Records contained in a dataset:
━━━━━━
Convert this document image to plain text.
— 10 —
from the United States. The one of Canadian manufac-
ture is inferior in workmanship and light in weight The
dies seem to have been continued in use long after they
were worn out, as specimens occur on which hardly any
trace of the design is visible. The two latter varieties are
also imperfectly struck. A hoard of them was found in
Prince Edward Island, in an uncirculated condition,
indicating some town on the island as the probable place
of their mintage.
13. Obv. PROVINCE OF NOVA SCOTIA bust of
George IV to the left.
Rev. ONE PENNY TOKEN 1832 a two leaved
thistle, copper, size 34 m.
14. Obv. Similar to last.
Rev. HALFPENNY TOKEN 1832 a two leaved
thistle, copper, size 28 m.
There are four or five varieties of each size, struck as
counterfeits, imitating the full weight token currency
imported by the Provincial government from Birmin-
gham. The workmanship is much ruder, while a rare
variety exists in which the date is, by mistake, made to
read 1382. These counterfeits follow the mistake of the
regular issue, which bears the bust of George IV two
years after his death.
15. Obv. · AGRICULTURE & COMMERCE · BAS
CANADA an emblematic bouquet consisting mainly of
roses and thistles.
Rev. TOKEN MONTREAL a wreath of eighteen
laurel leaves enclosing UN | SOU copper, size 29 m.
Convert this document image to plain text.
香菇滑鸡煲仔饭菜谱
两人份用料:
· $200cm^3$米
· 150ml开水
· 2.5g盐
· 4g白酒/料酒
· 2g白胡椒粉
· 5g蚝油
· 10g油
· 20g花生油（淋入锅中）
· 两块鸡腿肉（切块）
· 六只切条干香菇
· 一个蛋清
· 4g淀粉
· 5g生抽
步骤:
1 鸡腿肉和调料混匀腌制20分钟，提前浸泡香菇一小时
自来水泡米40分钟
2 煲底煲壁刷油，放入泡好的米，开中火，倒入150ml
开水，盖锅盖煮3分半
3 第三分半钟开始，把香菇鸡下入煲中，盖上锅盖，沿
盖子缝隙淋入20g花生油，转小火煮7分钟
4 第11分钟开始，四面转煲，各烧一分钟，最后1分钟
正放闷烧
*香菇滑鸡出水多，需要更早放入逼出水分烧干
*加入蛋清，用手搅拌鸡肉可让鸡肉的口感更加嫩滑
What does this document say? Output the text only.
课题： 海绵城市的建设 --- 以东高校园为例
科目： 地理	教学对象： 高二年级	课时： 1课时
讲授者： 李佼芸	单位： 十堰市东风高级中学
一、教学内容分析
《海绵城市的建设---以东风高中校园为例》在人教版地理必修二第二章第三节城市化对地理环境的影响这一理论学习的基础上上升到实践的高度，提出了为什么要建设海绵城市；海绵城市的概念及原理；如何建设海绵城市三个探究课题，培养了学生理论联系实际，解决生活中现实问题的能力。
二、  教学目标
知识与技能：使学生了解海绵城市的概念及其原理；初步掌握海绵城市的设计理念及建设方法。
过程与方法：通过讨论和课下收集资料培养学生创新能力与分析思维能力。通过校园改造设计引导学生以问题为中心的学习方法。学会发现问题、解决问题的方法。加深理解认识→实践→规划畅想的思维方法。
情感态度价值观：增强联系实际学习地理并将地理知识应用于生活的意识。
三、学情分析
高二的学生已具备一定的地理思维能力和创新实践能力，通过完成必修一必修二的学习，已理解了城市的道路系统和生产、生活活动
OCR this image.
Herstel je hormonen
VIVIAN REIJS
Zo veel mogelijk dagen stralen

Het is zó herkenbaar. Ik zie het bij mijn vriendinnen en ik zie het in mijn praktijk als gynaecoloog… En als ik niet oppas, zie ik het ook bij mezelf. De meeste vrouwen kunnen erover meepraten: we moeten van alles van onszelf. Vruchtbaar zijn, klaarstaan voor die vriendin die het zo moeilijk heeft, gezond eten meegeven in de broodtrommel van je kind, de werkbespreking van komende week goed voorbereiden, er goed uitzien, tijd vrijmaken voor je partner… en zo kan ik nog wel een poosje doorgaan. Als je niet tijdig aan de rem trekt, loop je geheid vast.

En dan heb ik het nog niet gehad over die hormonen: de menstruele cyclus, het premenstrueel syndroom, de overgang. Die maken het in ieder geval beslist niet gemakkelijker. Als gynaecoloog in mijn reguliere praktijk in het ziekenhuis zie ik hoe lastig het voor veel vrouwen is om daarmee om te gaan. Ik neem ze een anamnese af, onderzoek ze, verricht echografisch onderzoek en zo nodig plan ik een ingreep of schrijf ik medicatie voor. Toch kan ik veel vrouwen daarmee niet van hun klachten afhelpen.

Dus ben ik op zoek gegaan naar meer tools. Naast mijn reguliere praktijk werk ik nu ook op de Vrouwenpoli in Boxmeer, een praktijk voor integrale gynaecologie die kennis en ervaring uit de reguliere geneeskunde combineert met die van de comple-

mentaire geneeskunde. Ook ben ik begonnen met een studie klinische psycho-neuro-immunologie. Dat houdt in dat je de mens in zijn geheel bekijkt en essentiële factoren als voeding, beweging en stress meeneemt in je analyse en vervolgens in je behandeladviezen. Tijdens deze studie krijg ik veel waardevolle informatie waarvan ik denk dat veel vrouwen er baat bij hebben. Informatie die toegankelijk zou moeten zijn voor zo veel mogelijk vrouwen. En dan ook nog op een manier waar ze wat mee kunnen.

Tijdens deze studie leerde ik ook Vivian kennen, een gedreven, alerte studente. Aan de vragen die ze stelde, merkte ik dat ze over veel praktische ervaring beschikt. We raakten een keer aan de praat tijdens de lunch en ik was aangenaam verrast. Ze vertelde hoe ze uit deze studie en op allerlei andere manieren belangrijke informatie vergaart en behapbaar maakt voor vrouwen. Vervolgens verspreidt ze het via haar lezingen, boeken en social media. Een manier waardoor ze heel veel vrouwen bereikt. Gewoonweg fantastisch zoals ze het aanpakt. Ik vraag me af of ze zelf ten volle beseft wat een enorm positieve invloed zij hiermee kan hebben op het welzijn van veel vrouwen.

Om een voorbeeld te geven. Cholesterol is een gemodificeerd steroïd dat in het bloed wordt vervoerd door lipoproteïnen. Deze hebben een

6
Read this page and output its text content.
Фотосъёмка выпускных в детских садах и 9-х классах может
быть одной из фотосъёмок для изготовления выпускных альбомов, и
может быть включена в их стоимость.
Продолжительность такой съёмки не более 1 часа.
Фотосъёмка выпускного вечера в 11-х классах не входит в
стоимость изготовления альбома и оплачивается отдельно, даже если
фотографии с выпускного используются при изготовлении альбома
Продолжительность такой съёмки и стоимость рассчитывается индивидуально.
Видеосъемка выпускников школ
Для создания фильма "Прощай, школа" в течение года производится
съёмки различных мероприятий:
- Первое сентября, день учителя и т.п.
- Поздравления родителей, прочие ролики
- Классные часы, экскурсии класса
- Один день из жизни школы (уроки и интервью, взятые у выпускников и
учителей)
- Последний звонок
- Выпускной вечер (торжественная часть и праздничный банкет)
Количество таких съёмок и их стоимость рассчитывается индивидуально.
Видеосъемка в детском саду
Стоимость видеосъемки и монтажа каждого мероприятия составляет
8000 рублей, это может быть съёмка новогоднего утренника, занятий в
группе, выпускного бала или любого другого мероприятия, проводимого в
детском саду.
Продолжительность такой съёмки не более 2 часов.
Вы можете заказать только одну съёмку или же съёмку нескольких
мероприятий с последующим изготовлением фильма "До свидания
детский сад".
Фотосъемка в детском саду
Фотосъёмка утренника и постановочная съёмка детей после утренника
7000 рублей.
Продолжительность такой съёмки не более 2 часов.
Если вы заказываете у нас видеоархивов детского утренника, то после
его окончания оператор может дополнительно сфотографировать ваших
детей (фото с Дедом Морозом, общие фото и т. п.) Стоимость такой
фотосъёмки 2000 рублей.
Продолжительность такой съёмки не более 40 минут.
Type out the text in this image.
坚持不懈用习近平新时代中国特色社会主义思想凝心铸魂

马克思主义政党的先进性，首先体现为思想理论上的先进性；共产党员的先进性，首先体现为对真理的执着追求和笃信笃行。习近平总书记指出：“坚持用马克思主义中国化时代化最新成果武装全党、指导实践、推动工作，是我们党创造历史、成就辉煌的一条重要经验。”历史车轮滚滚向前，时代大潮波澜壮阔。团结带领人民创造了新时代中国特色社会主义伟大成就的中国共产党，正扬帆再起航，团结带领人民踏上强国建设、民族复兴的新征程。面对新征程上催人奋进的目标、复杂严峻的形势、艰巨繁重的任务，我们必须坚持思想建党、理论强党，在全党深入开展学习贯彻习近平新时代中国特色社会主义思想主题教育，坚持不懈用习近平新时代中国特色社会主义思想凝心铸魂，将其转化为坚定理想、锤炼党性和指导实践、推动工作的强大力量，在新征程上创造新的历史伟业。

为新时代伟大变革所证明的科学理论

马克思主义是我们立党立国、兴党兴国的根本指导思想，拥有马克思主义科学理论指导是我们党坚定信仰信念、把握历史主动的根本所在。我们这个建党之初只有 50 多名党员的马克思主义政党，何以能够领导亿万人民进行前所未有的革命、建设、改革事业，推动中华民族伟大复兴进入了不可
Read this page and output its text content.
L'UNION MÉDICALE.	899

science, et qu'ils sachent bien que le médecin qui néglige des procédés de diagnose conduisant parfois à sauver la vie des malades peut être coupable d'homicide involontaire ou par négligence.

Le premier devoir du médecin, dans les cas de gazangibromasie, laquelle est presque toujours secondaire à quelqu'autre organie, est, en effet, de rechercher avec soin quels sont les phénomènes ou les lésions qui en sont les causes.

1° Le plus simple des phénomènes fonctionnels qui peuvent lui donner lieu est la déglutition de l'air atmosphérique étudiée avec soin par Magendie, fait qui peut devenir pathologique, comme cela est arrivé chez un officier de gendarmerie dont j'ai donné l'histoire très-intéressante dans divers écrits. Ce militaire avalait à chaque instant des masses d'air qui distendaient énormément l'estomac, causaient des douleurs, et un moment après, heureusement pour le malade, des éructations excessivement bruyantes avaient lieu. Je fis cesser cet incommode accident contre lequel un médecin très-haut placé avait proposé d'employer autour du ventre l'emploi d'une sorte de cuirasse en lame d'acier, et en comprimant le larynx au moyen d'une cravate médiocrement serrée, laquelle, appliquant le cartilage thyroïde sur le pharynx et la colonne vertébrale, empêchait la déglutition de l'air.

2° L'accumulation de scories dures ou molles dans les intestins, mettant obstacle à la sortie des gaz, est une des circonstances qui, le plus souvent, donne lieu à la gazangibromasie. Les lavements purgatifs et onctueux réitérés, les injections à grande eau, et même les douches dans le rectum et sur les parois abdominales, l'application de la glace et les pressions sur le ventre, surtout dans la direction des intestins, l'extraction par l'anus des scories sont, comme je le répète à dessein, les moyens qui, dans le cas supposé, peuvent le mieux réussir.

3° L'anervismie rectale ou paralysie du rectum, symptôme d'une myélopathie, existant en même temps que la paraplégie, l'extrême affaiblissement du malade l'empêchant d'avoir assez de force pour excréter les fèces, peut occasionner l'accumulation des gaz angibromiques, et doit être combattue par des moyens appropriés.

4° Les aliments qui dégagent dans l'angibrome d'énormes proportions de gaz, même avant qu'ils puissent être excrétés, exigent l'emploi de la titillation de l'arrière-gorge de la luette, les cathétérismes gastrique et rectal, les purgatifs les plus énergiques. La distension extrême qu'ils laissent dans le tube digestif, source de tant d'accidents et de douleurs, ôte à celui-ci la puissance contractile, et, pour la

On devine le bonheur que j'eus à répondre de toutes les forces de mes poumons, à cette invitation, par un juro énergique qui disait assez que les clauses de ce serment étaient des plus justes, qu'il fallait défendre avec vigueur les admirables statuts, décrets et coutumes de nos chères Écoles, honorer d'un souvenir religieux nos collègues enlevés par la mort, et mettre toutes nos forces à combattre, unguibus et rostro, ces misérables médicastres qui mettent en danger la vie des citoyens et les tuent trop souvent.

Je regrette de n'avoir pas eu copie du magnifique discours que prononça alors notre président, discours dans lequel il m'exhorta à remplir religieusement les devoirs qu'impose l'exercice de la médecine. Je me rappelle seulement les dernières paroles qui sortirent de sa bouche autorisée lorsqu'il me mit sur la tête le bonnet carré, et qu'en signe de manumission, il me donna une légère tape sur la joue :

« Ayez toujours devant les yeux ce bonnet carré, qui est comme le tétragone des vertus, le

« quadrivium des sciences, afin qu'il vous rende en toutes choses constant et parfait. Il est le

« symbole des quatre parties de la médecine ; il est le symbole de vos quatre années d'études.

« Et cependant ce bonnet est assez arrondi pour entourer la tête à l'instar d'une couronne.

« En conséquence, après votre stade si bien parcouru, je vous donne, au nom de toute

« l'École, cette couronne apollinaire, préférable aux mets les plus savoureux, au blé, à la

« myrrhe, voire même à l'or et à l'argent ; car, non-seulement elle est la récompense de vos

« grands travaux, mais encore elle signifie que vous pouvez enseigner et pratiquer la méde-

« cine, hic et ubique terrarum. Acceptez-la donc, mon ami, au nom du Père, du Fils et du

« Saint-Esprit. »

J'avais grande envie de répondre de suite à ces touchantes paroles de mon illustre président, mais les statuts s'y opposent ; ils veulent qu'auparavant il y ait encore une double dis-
━━━━━━
**Description of the task:** Of the lines in this material, state how many hold the string "утренника". Write no other words.

**The answer:** 3